Text shown:
---

DocketNumber: Index No. 154857-19 Appeal No. 14629-14629A Case No. 2021-01313
Filed Date: 11/18/2021
Status: Precedential
Modified Date: 11/18/2021
One 32nd St. Corp. v Stewart |
2021 NY Slip Op 06448 |
Decided on November 18, 2021 |
Appellate Division, First Department |
Published by New York State Law Reporting Bureau pursuant to Judiciary Law § 431. |
This opinion is uncorrected and subject to revision before publication in the Official Reports. |
Ginsburg & Misk LLP, Queens Village (Christopher Ryan Clarke of counsel), for appellants.
Koffsky Schwalb LLC, New York (Steven A. Weg of counsel), for respondent.
Judgment, Supreme Court, New York County (David Benjamin Cohen, J.), entered January 27, 2021, dismissing the complaint with prejudice pursuant to an order, same court and Justice, entered on or about December 30, 2020, which granted defendant's motion to dismiss the complaint, unanimously affirmed, with costs.

---

Exercise description: Please state the court that entered the judgment affirmed in the court decision. The listing after the court decision is separate material.

Source material:
---

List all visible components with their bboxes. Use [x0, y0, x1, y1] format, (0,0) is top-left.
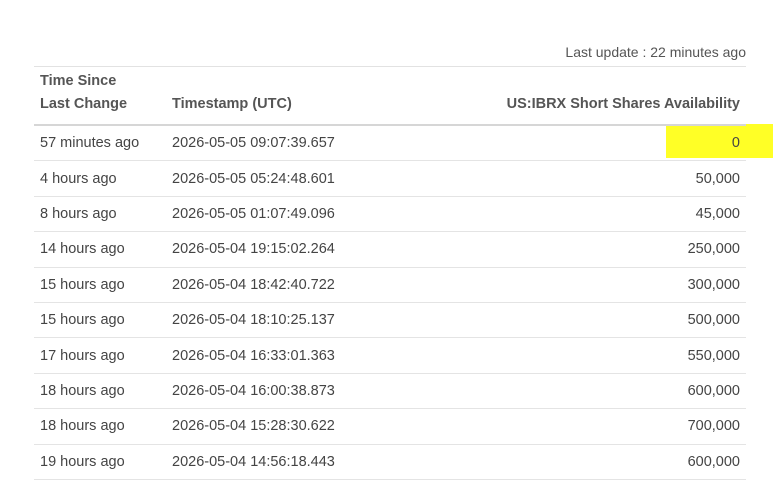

---

Task answer: Supreme Court, New York County.